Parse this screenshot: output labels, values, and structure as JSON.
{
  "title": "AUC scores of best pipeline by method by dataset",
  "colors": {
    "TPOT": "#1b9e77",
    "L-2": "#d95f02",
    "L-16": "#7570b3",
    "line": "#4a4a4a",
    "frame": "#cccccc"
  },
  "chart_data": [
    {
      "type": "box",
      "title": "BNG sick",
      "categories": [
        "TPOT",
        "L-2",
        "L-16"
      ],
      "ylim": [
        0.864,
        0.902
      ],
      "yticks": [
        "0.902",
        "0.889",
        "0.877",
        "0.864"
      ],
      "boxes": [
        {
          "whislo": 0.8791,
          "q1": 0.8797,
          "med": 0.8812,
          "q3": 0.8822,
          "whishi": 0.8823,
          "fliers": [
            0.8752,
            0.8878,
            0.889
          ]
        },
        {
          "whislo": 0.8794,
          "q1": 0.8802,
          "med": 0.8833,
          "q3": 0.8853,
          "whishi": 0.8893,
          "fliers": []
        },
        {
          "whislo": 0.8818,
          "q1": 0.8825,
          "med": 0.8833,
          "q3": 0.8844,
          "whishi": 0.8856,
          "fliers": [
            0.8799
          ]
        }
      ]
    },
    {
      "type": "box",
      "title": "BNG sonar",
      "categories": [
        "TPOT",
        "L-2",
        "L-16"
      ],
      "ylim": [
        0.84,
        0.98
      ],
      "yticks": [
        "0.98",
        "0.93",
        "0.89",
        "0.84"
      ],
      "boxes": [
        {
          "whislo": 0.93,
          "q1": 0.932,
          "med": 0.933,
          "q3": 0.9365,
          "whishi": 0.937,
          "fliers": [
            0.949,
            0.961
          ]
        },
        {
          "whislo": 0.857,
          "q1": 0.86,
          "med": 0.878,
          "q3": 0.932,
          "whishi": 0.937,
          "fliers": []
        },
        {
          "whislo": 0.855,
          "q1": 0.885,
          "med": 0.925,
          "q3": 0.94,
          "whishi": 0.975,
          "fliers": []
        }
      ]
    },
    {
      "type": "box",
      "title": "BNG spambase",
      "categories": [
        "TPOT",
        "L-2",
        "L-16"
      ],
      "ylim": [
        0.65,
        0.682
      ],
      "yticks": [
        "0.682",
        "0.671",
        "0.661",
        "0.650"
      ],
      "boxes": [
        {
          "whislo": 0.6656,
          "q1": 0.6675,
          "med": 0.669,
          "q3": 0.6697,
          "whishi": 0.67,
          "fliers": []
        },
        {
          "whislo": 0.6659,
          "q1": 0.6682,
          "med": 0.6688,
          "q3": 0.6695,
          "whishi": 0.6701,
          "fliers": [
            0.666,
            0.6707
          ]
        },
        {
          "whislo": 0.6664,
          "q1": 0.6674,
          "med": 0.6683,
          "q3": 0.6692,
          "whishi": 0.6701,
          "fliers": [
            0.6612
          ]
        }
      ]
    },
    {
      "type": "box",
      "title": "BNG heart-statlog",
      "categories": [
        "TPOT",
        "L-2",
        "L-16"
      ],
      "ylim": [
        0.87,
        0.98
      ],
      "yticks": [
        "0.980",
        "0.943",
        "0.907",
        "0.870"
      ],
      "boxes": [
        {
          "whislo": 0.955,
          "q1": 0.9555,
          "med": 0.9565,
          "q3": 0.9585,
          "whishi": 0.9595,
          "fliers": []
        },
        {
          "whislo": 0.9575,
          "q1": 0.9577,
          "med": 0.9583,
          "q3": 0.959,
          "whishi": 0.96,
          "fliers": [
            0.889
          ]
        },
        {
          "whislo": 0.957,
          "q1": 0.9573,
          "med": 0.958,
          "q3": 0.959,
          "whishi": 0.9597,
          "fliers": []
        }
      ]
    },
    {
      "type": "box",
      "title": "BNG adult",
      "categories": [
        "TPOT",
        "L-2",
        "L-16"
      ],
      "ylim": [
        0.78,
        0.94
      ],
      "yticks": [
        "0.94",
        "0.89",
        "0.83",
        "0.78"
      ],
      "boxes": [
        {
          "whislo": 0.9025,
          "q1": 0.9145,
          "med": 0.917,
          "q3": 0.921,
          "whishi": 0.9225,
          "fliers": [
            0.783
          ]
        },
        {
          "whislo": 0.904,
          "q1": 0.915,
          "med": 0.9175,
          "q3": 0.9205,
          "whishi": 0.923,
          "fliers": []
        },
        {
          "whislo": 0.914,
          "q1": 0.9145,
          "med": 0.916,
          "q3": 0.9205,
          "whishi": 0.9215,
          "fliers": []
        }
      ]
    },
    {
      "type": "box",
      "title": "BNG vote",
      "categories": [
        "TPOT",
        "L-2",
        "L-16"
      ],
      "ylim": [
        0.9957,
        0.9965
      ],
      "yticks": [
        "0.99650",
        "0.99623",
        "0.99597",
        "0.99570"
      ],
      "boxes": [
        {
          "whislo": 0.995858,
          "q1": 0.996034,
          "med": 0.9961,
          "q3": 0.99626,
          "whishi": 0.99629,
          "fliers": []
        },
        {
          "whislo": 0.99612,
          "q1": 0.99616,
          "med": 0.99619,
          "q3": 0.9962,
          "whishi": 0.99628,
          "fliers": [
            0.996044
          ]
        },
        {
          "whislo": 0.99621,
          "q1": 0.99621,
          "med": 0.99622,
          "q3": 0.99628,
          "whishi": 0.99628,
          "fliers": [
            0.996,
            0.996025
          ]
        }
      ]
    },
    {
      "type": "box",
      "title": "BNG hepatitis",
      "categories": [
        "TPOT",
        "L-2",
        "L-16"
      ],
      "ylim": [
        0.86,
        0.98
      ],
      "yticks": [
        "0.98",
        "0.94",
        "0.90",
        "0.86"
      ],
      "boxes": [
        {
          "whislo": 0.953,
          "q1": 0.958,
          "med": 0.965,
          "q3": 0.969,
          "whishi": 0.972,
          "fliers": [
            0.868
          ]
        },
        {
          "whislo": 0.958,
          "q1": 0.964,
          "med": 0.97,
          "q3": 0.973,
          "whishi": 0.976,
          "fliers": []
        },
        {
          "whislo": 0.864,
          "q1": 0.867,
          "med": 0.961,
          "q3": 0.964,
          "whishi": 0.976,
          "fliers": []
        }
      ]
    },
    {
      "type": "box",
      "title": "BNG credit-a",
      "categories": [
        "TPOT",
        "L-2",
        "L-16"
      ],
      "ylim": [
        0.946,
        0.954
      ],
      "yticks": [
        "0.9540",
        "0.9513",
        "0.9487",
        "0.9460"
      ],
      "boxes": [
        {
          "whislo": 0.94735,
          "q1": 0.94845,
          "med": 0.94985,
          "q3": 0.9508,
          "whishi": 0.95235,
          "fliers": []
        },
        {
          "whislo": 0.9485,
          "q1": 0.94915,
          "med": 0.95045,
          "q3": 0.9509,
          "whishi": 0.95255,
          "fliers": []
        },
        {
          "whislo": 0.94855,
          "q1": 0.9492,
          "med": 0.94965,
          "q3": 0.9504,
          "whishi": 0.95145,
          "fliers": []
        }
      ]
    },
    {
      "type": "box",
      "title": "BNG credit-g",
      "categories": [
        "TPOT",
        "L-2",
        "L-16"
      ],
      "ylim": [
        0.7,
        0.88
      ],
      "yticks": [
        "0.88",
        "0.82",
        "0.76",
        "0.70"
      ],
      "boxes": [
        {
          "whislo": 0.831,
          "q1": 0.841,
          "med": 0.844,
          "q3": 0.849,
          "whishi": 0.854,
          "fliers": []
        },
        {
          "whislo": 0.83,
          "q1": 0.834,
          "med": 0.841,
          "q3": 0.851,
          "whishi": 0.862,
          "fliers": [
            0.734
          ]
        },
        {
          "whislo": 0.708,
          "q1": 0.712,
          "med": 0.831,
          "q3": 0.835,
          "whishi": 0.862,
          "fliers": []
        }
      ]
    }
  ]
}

+===+

Output the records exactly, including every line.

▶ _Reply to the exercise_
Parse this screenshot: output labels, values, and structure as JSON.
{
  "title": "AUC scores of best pipeline by method by dataset",
  "colors": {
    "TPOT": "#1b9e77",
    "L-2": "#d95f02",
    "L-16": "#7570b3",
    "line": "#4a4a4a",
    "frame": "#cccccc"
  },
  "chart_data": [
    {
      "type": "box",
      "title": "BNG sick",
      "categories": [
        "TPOT",
        "L-2",
        "L-16"
      ],
      "ylim": [
        0.864,
        0.902
      ],
      "yticks": [
        "0.902",
        "0.889",
        "0.877",
        "0.864"
      ],
      "boxes": [
        {
          "whislo": 0.8791,
          "q1": 0.8797,
          "med": 0.8812,
          "q3": 0.8822,
          "whishi": 0.8823,
          "fliers": [
            0.8752,
            0.8878,
            0.889
          ]
        },
        {
          "whislo": 0.8794,
          "q1": 0.8802,
          "med": 0.8833,
          "q3": 0.8853,
          "whishi": 0.8893,
          "fliers": []
        },
        {
          "whislo": 0.8818,
          "q1": 0.8825,
          "med": 0.8833,
          "q3": 0.8844,
          "whishi": 0.8856,
          "fliers": [
            0.8799
          ]
        }
      ]
    },
    {
      "type": "box",
      "title": "BNG sonar",
      "categories": [
        "TPOT",
        "L-2",
        "L-16"
      ],
      "ylim": [
        0.84,
        0.98
      ],
      "yticks": [
        "0.98",
        "0.93",
        "0.89",
        "0.84"
      ],
      "boxes": [
        {
          "whislo": 0.93,
          "q1": 0.932,
          "med": 0.933,
          "q3": 0.9365,
          "whishi": 0.937,
          "fliers": [
            0.949,
            0.961
          ]
        },
        {
          "whislo": 0.857,
          "q1": 0.86,
          "med": 0.878,
          "q3": 0.932,
          "whishi": 0.937,
          "fliers": []
        },
        {
          "whislo": 0.855,
          "q1": 0.885,
          "med": 0.925,
          "q3": 0.94,
          "whishi": 0.975,
          "fliers": []
        }
      ]
    },
    {
      "type": "box",
      "title": "BNG spambase",
      "categories": [
        "TPOT",
        "L-2",
        "L-16"
      ],
      "ylim": [
        0.65,
        0.682
      ],
      "yticks": [
        "0.682",
        "0.671",
        "0.661",
        "0.650"
      ],
      "boxes": [
        {
          "whislo": 0.6656,
          "q1": 0.6675,
          "med": 0.669,
          "q3": 0.6697,
          "whishi": 0.67,
          "fliers": []
        },
        {
          "whislo": 0.6659,
          "q1": 0.6682,
          "med": 0.6688,
          "q3": 0.6695,
          "whishi": 0.6701,
          "fliers": [
            0.666,
            0.6707
          ]
        },
        {
          "whislo": 0.6664,
          "q1": 0.6674,
          "med": 0.6683,
          "q3": 0.6692,
          "whishi": 0.6701,
          "fliers": [
            0.6612
          ]
        }
      ]
    },
    {
      "type": "box",
      "title": "BNG heart-statlog",
      "categories": [
        "TPOT",
        "L-2",
        "L-16"
      ],
      "ylim": [
        0.87,
        0.98
      ],
      "yticks": [
        "0.980",
        "0.943",
        "0.907",
        "0.870"
      ],
      "boxes": [
        {
          "whislo": 0.955,
          "q1": 0.9555,
          "med": 0.9565,
          "q3": 0.9585,
          "whishi": 0.9595,
          "fliers": []
        },
        {
          "whislo": 0.9575,
          "q1": 0.9577,
          "med": 0.9583,
          "q3": 0.959,
          "whishi": 0.96,
          "fliers": [
            0.889
          ]
        },
        {
          "whislo": 0.957,
          "q1": 0.9573,
          "med": 0.958,
          "q3": 0.959,
          "whishi": 0.9597,
          "fliers": []
        }
      ]
    },
    {
      "type": "box",
      "title": "BNG adult",
      "categories": [
        "TPOT",
        "L-2",
        "L-16"
      ],
      "ylim": [
        0.78,
        0.94
      ],
      "yticks": [
        "0.94",
        "0.89",
        "0.83",
        "0.78"
      ],
      "boxes": [
        {
          "whislo": 0.9025,
          "q1": 0.9145,
          "med": 0.917,
          "q3": 0.921,
          "whishi": 0.9225,
          "fliers": [
            0.783
          ]
        },
        {
          "whislo": 0.904,
          "q1": 0.915,
          "med": 0.9175,
          "q3": 0.9205,
          "whishi": 0.923,
          "fliers": []
        },
        {
          "whislo": 0.914,
          "q1": 0.9145,
          "med": 0.916,
          "q3": 0.9205,
          "whishi": 0.9215,
          "fliers": []
        }
      ]
    },
    {
      "type": "box",
      "title": "BNG vote",
      "categories": [
        "TPOT",
        "L-2",
        "L-16"
      ],
      "ylim": [
        0.9957,
        0.9965
      ],
      "yticks": [
        "0.99650",
        "0.99623",
        "0.99597",
        "0.99570"
      ],
      "boxes": [
        {
          "whislo": 0.995858,
          "q1": 0.996034,
          "med": 0.9961,
          "q3": 0.99626,
          "whishi": 0.99629,
          "fliers": []
        },
        {
          "whislo": 0.99612,
          "q1": 0.99616,
          "med": 0.99619,
          "q3": 0.9962,
          "whishi": 0.99628,
          "fliers": [
            0.996044
          ]
        },
        {
          "whislo": 0.99621,
          "q1": 0.99621,
          "med": 0.99622,
          "q3": 0.99628,
          "whishi": 0.99628,
          "fliers": [
            0.996,
            0.996025
          ]
        }
      ]
    },
    {
      "type": "box",
      "title": "BNG hepatitis",
      "categories": [
        "TPOT",
        "L-2",
        "L-16"
      ],
      "ylim": [
        0.86,
        0.98
      ],
      "yticks": [
        "0.98",
        "0.94",
        "0.90",
        "0.86"
      ],
      "boxes": [
        {
          "whislo": 0.953,
          "q1": 0.958,
          "med": 0.965,
          "q3": 0.969,
          "whishi": 0.972,
          "fliers": [
            0.868
          ]
        },
        {
          "whislo": 0.958,
          "q1": 0.964,
          "med": 0.97,
          "q3": 0.973,
          "whishi": 0.976,
          "fliers": []
        },
        {
          "whislo": 0.864,
          "q1": 0.867,
          "med": 0.961,
          "q3": 0.964,
          "whishi": 0.976,
          "fliers": []
        }
      ]
    },
    {
      "type": "box",
      "title": "BNG credit-a",
      "categories": [
        "TPOT",
        "L-2",
        "L-16"
      ],
      "ylim": [
        0.946,
        0.954
      ],
      "yticks": [
        "0.9540",
        "0.9513",
        "0.9487",
        "0.9460"
      ],
      "boxes": [
        {
          "whislo": 0.94735,
          "q1": 0.94845,
          "med": 0.94985,
          "q3": 0.9508,
          "whishi": 0.95235,
          "fliers": []
        },
        {
          "whislo": 0.9485,
          "q1": 0.94915,
          "med": 0.95045,
          "q3": 0.9509,
          "whishi": 0.95255,
          "fliers": []
        },
        {
          "whislo": 0.94855,
          "q1": 0.9492,
          "med": 0.94965,
          "q3": 0.9504,
          "whishi": 0.95145,
          "fliers": []
        }
      ]
    },
    {
      "type": "box",
      "title": "BNG credit-g",
      "categories": [
        "TPOT",
        "L-2",
        "L-16"
      ],
      "ylim": [
        0.7,
        0.88
      ],
      "yticks": [
        "0.88",
        "0.82",
        "0.76",
        "0.70"
      ],
      "boxes": [
        {
          "whislo": 0.831,
          "q1": 0.841,
          "med": 0.844,
          "q3": 0.849,
          "whishi": 0.854,
          "fliers": []
        },
        {
          "whislo": 0.83,
          "q1": 0.834,
          "med": 0.841,
          "q3": 0.851,
          "whishi": 0.862,
          "fliers": [
            0.734
          ]
        },
        {
          "whislo": 0.708,
          "q1": 0.712,
          "med": 0.831,
          "q3": 0.835,
          "whishi": 0.862,
          "fliers": []
        }
      ]
    }
  ]
}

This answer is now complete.